(Records)
-*-*-

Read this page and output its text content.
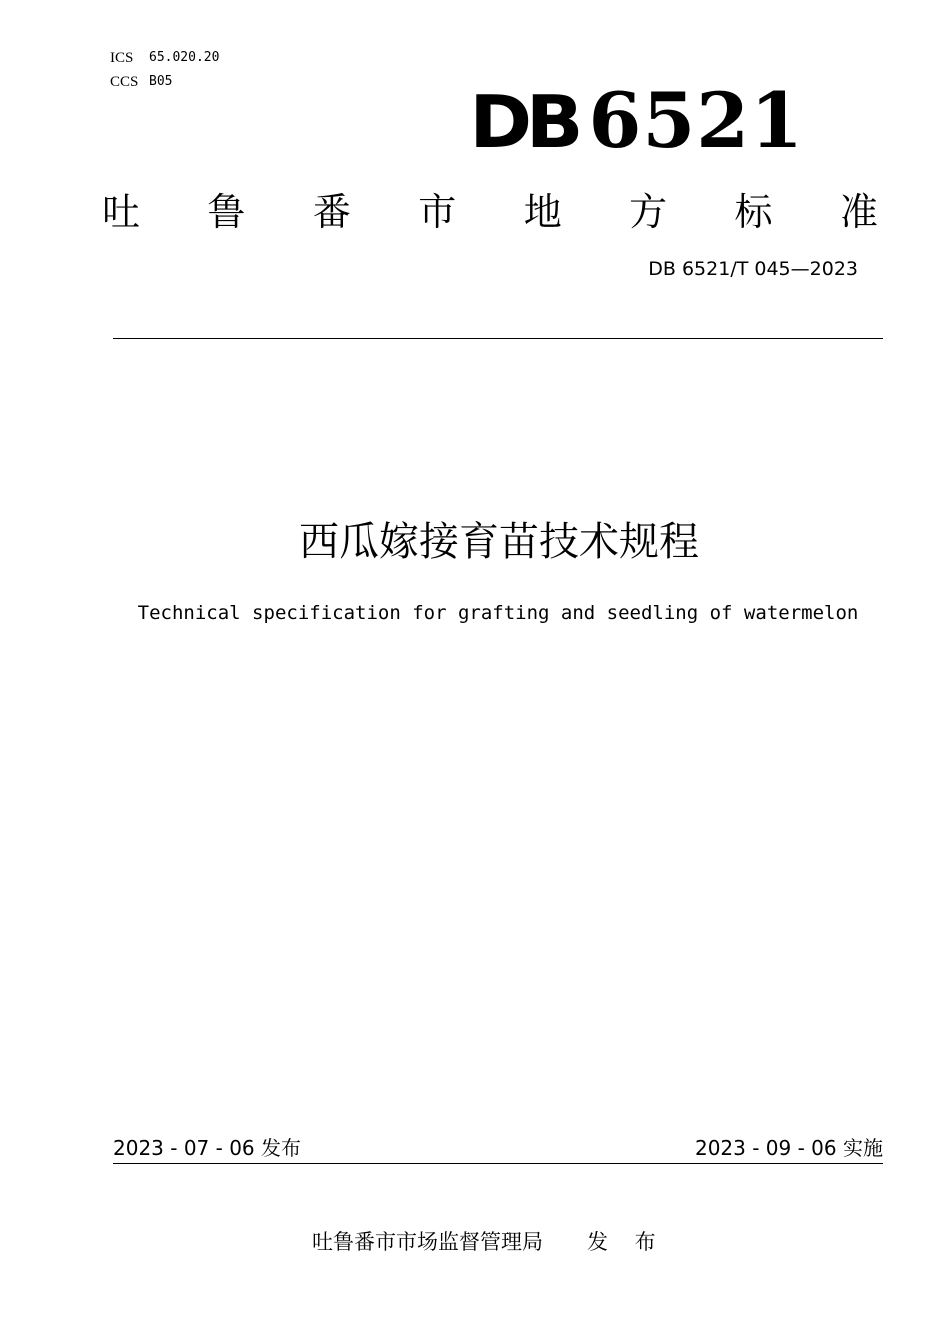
ICS	65.020.20
CCS B05	DB 6521
吐 鲁 番 市 地 方 标 准
DB 6521/T 045—2023
西瓜嫁接育苗技术规程
Technical specification for grafting and seedling of watermelon
2023 - 07 - 06 发布	2023 - 09 - 06 实施
吐鲁番市市场监督管理局 发 布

-*-*-

Without the pictures, copy the material exactly as given.

Read this page and output its text content.
ICS	65.020.20
CCS B05	DB 6521
吐 鲁 番 市 地 方 标 准
DB 6521/T 045—2023
西瓜嫁接育苗技术规程
Technical specification for grafting and seedling of watermelon
2023 - 07 - 06 发布	2023 - 09 - 06 实施
吐鲁番市市场监督管理局 发 布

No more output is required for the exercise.